**REQUIRED WORK**
Your task is to quote the material that follows, in full and exactly.

Excerpts from a figure dataset:
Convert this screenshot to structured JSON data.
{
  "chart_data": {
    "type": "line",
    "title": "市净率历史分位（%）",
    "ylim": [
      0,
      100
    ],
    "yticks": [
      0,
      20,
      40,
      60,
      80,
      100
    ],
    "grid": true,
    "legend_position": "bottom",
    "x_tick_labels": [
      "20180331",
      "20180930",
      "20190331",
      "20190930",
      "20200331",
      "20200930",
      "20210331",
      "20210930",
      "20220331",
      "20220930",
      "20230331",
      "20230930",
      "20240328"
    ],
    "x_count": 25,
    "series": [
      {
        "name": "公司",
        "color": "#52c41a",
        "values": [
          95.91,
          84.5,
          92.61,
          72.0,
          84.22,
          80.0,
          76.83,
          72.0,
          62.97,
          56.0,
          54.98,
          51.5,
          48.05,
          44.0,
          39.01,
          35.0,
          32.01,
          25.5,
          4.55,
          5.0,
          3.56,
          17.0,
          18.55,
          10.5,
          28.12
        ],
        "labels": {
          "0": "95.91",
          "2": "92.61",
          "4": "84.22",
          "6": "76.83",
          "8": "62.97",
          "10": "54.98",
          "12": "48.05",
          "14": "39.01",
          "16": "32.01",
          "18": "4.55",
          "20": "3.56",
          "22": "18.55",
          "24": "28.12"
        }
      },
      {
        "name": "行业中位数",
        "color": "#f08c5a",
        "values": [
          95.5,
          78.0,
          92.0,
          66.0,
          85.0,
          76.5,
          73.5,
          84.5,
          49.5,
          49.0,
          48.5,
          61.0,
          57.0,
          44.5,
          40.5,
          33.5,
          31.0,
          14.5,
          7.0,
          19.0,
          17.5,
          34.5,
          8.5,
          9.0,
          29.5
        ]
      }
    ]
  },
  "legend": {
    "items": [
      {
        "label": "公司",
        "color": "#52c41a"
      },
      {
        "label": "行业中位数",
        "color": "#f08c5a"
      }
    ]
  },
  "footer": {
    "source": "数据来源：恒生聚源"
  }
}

**WORKED ANSWER**
Convert this screenshot to structured JSON data.
{
  "chart_data": {
    "type": "line",
    "title": "市净率历史分位（%）",
    "ylim": [
      0,
      100
    ],
    "yticks": [
      0,
      20,
      40,
      60,
      80,
      100
    ],
    "grid": true,
    "legend_position": "bottom",
    "x_tick_labels": [
      "20180331",
      "20180930",
      "20190331",
      "20190930",
      "20200331",
      "20200930",
      "20210331",
      "20210930",
      "20220331",
      "20220930",
      "20230331",
      "20230930",
      "20240328"
    ],
    "x_count": 25,
    "series": [
      {
        "name": "公司",
        "color": "#52c41a",
        "values": [
          95.91,
          84.5,
          92.61,
          72.0,
          84.22,
          80.0,
          76.83,
          72.0,
          62.97,
          56.0,
          54.98,
          51.5,
          48.05,
          44.0,
          39.01,
          35.0,
          32.01,
          25.5,
          4.55,
          5.0,
          3.56,
          17.0,
          18.55,
          10.5,
          28.12
        ],
        "labels": {
          "0": "95.91",
          "2": "92.61",
          "4": "84.22",
          "6": "76.83",
          "8": "62.97",
          "10": "54.98",
          "12": "48.05",
          "14": "39.01",
          "16": "32.01",
          "18": "4.55",
          "20": "3.56",
          "22": "18.55",
          "24": "28.12"
        }
      },
      {
        "name": "行业中位数",
        "color": "#f08c5a",
        "values": [
          95.5,
          78.0,
          92.0,
          66.0,
          85.0,
          76.5,
          73.5,
          84.5,
          49.5,
          49.0,
          48.5,
          61.0,
          57.0,
          44.5,
          40.5,
          33.5,
          31.0,
          14.5,
          7.0,
          19.0,
          17.5,
          34.5,
          8.5,
          9.0,
          29.5
        ]
      }
    ]
  },
  "legend": {
    "items": [
      {
        "label": "公司",
        "color": "#52c41a"
      },
      {
        "label": "行业中位数",
        "color": "#f08c5a"
      }
    ]
  },
  "footer": {
    "source": "数据来源：恒生聚源"
  }
}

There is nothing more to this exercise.